>> begin
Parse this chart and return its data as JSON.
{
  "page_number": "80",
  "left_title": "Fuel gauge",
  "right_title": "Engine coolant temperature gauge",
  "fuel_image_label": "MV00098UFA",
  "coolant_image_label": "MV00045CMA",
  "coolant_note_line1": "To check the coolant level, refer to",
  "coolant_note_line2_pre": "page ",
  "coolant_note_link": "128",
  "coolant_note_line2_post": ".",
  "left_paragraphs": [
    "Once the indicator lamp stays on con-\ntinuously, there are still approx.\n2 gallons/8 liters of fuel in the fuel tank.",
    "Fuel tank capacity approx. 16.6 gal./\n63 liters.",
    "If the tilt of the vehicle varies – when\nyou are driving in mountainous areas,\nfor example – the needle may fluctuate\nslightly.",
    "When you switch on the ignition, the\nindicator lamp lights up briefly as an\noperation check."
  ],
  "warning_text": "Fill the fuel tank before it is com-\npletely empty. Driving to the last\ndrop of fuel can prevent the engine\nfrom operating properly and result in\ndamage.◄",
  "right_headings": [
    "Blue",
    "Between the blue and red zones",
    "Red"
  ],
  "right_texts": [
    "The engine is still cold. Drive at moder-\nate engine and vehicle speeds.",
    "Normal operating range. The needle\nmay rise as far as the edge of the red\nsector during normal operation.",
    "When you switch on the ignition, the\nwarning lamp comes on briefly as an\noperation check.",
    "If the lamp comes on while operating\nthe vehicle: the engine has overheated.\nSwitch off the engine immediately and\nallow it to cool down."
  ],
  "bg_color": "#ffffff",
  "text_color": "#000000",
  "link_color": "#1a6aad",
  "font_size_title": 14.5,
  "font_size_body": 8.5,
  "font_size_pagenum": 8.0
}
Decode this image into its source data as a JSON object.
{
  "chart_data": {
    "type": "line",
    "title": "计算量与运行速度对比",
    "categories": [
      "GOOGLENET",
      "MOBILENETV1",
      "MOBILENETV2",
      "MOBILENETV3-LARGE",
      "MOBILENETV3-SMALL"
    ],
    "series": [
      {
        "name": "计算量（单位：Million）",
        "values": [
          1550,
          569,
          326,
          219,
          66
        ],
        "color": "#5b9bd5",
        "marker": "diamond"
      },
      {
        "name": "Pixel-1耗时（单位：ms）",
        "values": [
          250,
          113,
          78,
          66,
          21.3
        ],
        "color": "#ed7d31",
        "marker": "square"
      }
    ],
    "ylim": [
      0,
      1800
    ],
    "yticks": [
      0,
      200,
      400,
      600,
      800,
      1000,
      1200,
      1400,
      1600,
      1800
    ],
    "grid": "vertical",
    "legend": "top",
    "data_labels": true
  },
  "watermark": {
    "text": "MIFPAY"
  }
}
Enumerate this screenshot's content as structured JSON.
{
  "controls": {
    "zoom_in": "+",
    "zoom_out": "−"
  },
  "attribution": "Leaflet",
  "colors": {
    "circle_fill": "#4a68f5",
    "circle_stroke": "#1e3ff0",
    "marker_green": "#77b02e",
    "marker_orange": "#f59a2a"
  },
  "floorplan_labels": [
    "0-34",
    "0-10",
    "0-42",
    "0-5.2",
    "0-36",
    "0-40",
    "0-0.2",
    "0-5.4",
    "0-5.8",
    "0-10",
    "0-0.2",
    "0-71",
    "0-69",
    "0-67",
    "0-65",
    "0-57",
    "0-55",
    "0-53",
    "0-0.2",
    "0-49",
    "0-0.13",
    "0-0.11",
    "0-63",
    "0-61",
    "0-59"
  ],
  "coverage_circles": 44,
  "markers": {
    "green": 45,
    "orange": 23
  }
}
>> end
Written request: Give back exactly the lines running from the line containing "Enumerate this screenshot's" through the end of the material above, both included, and nothing beyond them.

Task answer:
Enumerate this screenshot's content as structured JSON.
{
  "controls": {
    "zoom_in": "+",
    "zoom_out": "−"
  },
  "attribution": "Leaflet",
  "colors": {
    "circle_fill": "#4a68f5",
    "circle_stroke": "#1e3ff0",
    "marker_green": "#77b02e",
    "marker_orange": "#f59a2a"
  },
  "floorplan_labels": [
    "0-34",
    "0-10",
    "0-42",
    "0-5.2",
    "0-36",
    "0-40",
    "0-0.2",
    "0-5.4",
    "0-5.8",
    "0-10",
    "0-0.2",
    "0-71",
    "0-69",
    "0-67",
    "0-65",
    "0-57",
    "0-55",
    "0-53",
    "0-0.2",
    "0-49",
    "0-0.13",
    "0-0.11",
    "0-63",
    "0-61",
    "0-59"
  ],
  "coverage_circles": 44,
  "markers": {
    "green": 45,
    "orange": 23
  }
}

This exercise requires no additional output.